[Items from a dataset]
++++
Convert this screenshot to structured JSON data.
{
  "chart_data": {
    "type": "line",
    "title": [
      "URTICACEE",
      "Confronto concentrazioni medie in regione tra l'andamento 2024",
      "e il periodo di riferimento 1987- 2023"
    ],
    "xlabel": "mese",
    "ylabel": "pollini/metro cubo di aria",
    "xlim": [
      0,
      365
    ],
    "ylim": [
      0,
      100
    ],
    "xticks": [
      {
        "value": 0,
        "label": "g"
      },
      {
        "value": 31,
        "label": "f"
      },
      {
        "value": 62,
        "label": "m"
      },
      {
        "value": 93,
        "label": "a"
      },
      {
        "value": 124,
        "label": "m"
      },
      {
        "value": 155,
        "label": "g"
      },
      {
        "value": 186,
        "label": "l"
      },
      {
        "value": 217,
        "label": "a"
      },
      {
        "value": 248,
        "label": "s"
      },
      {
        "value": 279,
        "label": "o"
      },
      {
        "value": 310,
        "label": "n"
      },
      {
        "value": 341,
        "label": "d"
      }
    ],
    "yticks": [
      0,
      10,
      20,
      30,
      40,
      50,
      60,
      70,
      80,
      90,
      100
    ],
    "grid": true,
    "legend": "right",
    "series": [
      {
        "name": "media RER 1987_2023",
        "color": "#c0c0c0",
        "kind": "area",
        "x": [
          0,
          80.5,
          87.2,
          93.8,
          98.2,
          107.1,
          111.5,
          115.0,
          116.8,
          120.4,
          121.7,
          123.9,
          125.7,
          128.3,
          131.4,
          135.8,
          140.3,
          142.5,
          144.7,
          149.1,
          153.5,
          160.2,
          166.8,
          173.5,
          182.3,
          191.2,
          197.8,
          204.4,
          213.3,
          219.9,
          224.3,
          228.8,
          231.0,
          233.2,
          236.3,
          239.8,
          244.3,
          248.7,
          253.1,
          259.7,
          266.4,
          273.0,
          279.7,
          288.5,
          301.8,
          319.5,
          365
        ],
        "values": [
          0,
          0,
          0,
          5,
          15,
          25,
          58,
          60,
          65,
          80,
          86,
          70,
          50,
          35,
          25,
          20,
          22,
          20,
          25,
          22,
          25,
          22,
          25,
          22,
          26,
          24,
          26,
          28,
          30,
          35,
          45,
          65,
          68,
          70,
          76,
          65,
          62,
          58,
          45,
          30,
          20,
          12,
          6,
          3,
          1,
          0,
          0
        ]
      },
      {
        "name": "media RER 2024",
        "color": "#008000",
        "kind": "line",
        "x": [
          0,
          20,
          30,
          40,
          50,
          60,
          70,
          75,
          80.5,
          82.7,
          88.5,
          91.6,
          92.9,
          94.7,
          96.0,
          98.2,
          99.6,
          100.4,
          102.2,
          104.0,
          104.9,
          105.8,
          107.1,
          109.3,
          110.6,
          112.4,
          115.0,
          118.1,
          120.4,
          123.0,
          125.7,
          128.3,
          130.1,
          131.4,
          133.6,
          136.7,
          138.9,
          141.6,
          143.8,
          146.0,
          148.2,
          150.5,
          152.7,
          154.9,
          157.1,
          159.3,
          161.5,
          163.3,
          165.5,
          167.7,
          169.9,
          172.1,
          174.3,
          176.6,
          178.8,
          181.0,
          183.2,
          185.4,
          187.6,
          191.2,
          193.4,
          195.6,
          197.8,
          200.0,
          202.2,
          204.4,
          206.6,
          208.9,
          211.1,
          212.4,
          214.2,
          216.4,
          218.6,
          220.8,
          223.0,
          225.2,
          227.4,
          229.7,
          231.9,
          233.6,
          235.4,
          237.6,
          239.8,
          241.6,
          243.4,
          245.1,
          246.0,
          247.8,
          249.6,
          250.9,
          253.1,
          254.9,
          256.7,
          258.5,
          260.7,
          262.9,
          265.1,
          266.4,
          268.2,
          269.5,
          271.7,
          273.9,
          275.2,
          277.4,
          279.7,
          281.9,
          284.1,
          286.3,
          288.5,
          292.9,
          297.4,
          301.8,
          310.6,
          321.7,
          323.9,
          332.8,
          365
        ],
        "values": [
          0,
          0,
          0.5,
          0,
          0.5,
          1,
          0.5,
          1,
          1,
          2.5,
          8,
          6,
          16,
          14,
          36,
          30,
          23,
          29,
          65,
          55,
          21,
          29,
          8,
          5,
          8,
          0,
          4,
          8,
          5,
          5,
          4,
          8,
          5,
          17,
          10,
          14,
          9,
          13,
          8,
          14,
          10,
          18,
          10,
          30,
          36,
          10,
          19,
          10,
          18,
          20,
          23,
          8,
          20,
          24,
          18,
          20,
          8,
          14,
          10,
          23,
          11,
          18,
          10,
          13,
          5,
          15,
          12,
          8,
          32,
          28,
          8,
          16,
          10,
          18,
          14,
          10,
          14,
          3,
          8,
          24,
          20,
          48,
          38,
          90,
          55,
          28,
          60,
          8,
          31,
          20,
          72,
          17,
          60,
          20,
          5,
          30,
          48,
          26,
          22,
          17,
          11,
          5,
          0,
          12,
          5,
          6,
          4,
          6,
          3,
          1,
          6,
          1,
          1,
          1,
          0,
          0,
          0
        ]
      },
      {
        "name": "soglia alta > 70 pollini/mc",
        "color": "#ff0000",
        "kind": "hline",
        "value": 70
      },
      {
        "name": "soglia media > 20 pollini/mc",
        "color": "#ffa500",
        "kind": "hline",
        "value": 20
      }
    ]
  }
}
++++
* _GIVEN PROBLEM_
Return, from the data, each line that has the word "soglia" in it.

* _RESPONSE TO THIS TASK_
        "name": "soglia alta > 70 pollini/mc",
        "name": "soglia media > 20 pollini/mc",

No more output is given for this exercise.